[Records excerpted from a collection]
## Begin
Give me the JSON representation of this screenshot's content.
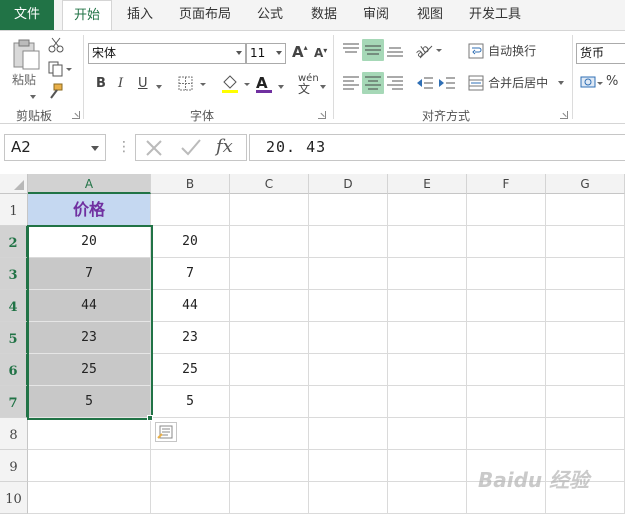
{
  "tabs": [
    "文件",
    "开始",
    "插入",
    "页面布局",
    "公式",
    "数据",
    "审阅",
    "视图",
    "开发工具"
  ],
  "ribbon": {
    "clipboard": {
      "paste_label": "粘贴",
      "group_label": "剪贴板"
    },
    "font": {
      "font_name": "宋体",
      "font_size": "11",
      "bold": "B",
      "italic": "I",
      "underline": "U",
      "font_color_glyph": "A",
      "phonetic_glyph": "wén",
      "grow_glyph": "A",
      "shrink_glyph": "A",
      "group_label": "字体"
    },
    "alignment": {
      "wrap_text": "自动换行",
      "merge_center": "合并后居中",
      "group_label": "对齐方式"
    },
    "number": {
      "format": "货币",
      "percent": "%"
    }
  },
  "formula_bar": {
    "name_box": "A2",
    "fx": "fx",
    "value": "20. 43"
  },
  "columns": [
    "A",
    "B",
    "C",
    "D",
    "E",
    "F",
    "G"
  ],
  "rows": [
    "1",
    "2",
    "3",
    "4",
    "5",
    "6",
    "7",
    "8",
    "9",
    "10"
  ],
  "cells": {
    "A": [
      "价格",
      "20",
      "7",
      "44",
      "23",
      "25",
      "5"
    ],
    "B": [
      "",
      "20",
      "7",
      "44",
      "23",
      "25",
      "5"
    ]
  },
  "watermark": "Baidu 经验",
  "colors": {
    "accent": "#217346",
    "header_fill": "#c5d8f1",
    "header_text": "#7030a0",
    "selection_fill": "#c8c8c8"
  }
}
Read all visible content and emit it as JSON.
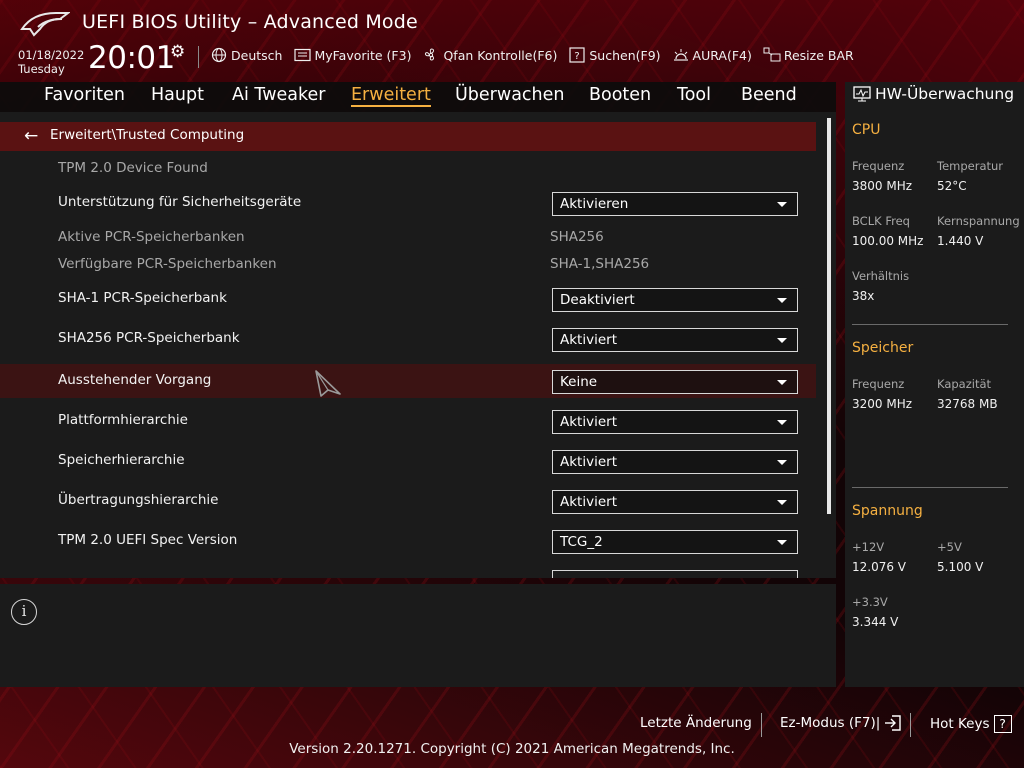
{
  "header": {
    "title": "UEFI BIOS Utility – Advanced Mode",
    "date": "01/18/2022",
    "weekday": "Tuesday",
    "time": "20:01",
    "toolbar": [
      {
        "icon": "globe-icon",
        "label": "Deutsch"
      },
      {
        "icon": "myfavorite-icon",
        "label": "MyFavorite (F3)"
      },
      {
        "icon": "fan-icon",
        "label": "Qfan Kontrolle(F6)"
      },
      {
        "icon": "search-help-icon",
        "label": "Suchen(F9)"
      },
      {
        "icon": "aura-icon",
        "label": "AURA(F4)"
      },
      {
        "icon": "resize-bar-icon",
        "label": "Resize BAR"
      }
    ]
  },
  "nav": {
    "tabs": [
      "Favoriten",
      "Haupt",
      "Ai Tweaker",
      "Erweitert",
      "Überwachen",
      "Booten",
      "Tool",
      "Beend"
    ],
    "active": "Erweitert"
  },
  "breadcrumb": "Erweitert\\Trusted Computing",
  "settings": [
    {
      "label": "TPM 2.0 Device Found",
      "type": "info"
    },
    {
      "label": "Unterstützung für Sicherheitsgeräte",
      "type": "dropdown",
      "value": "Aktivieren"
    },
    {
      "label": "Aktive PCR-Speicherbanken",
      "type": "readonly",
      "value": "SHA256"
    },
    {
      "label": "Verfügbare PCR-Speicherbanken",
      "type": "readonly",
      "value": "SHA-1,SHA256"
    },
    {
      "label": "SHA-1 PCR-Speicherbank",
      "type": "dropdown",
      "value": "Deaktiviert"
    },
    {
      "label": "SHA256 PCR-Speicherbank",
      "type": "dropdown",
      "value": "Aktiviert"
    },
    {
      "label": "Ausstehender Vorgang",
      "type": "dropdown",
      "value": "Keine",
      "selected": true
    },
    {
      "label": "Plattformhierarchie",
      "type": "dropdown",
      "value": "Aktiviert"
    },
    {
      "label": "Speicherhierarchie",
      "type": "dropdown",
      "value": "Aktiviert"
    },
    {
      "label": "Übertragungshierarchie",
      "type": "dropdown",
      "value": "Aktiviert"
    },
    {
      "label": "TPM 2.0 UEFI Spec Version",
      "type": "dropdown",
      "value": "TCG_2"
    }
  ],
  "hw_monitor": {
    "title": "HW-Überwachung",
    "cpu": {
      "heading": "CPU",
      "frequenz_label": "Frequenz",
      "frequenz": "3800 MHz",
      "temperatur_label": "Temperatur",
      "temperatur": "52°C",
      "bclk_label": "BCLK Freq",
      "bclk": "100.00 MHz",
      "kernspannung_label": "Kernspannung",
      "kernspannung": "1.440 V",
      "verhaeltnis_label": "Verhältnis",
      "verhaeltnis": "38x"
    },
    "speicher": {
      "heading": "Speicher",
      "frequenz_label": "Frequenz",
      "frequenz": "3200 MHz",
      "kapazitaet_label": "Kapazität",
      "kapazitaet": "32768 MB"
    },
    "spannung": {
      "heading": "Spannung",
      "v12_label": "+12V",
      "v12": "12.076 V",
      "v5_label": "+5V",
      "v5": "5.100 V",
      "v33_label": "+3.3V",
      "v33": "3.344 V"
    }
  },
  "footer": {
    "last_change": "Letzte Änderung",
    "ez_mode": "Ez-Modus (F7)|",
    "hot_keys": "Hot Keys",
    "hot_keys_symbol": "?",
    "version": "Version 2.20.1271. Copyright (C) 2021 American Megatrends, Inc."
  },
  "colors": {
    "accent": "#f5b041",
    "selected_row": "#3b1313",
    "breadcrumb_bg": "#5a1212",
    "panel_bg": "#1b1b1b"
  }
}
## End
Can the entries above be repeated exactly, without their pictures?

Give me the JSON representation of this screenshot's content.
{
  "tabs": [
    "文件",
    "开始",
    "插入",
    "页面布局",
    "公式",
    "数据",
    "审阅",
    "视图",
    "开发工具"
  ],
  "ribbon": {
    "clipboard": {
      "paste_label": "粘贴",
      "group_label": "剪贴板"
    },
    "font": {
      "font_name": "宋体",
      "font_size": "11",
      "bold": "B",
      "italic": "I",
      "underline": "U",
      "font_color_glyph": "A",
      "phonetic_glyph": "wén",
      "grow_glyph": "A",
      "shrink_glyph": "A",
      "group_label": "字体"
    },
    "alignment": {
      "wrap_text": "自动换行",
      "merge_center": "合并后居中",
      "group_label": "对齐方式"
    },
    "number": {
      "format": "货币",
      "percent": "%"
    }
  },
  "formula_bar": {
    "name_box": "A2",
    "fx": "fx",
    "value": "20. 43"
  },
  "columns": [
    "A",
    "B",
    "C",
    "D",
    "E",
    "F",
    "G"
  ],
  "rows": [
    "1",
    "2",
    "3",
    "4",
    "5",
    "6",
    "7",
    "8",
    "9",
    "10"
  ],
  "cells": {
    "A": [
      "价格",
      "20",
      "7",
      "44",
      "23",
      "25",
      "5"
    ],
    "B": [
      "",
      "20",
      "7",
      "44",
      "23",
      "25",
      "5"
    ]
  },
  "watermark": "Baidu 经验",
  "colors": {
    "accent": "#217346",
    "header_fill": "#c5d8f1",
    "header_text": "#7030a0",
    "selection_fill": "#c8c8c8"
  }
}
Read all visible content and emit it as JSON.
{
  "header": {
    "title": "UEFI BIOS Utility – Advanced Mode",
    "date": "01/18/2022",
    "weekday": "Tuesday",
    "time": "20:01",
    "toolbar": [
      {
        "icon": "globe-icon",
        "label": "Deutsch"
      },
      {
        "icon": "myfavorite-icon",
        "label": "MyFavorite (F3)"
      },
      {
        "icon": "fan-icon",
        "label": "Qfan Kontrolle(F6)"
      },
      {
        "icon": "search-help-icon",
        "label": "Suchen(F9)"
      },
      {
        "icon": "aura-icon",
        "label": "AURA(F4)"
      },
      {
        "icon": "resize-bar-icon",
        "label": "Resize BAR"
      }
    ]
  },
  "nav": {
    "tabs": [
      "Favoriten",
      "Haupt",
      "Ai Tweaker",
      "Erweitert",
      "Überwachen",
      "Booten",
      "Tool",
      "Beend"
    ],
    "active": "Erweitert"
  },
  "breadcrumb": "Erweitert\\Trusted Computing",
  "settings": [
    {
      "label": "TPM 2.0 Device Found",
      "type": "info"
    },
    {
      "label": "Unterstützung für Sicherheitsgeräte",
      "type": "dropdown",
      "value": "Aktivieren"
    },
    {
      "label": "Aktive PCR-Speicherbanken",
      "type": "readonly",
      "value": "SHA256"
    },
    {
      "label": "Verfügbare PCR-Speicherbanken",
      "type": "readonly",
      "value": "SHA-1,SHA256"
    },
    {
      "label": "SHA-1 PCR-Speicherbank",
      "type": "dropdown",
      "value": "Deaktiviert"
    },
    {
      "label": "SHA256 PCR-Speicherbank",
      "type": "dropdown",
      "value": "Aktiviert"
    },
    {
      "label": "Ausstehender Vorgang",
      "type": "dropdown",
      "value": "Keine",
      "selected": true
    },
    {
      "label": "Plattformhierarchie",
      "type": "dropdown",
      "value": "Aktiviert"
    },
    {
      "label": "Speicherhierarchie",
      "type": "dropdown",
      "value": "Aktiviert"
    },
    {
      "label": "Übertragungshierarchie",
      "type": "dropdown",
      "value": "Aktiviert"
    },
    {
      "label": "TPM 2.0 UEFI Spec Version",
      "type": "dropdown",
      "value": "TCG_2"
    }
  ],
  "hw_monitor": {
    "title": "HW-Überwachung",
    "cpu": {
      "heading": "CPU",
      "frequenz_label": "Frequenz",
      "frequenz": "3800 MHz",
      "temperatur_label": "Temperatur",
      "temperatur": "52°C",
      "bclk_label": "BCLK Freq",
      "bclk": "100.00 MHz",
      "kernspannung_label": "Kernspannung",
      "kernspannung": "1.440 V",
      "verhaeltnis_label": "Verhältnis",
      "verhaeltnis": "38x"
    },
    "speicher": {
      "heading": "Speicher",
      "frequenz_label": "Frequenz",
      "frequenz": "3200 MHz",
      "kapazitaet_label": "Kapazität",
      "kapazitaet": "32768 MB"
    },
    "spannung": {
      "heading": "Spannung",
      "v12_label": "+12V",
      "v12": "12.076 V",
      "v5_label": "+5V",
      "v5": "5.100 V",
      "v33_label": "+3.3V",
      "v33": "3.344 V"
    }
  },
  "footer": {
    "last_change": "Letzte Änderung",
    "ez_mode": "Ez-Modus (F7)|",
    "hot_keys": "Hot Keys",
    "hot_keys_symbol": "?",
    "version": "Version 2.20.1271. Copyright (C) 2021 American Megatrends, Inc."
  },
  "colors": {
    "accent": "#f5b041",
    "selected_row": "#3b1313",
    "breadcrumb_bg": "#5a1212",
    "panel_bg": "#1b1b1b"
  }
}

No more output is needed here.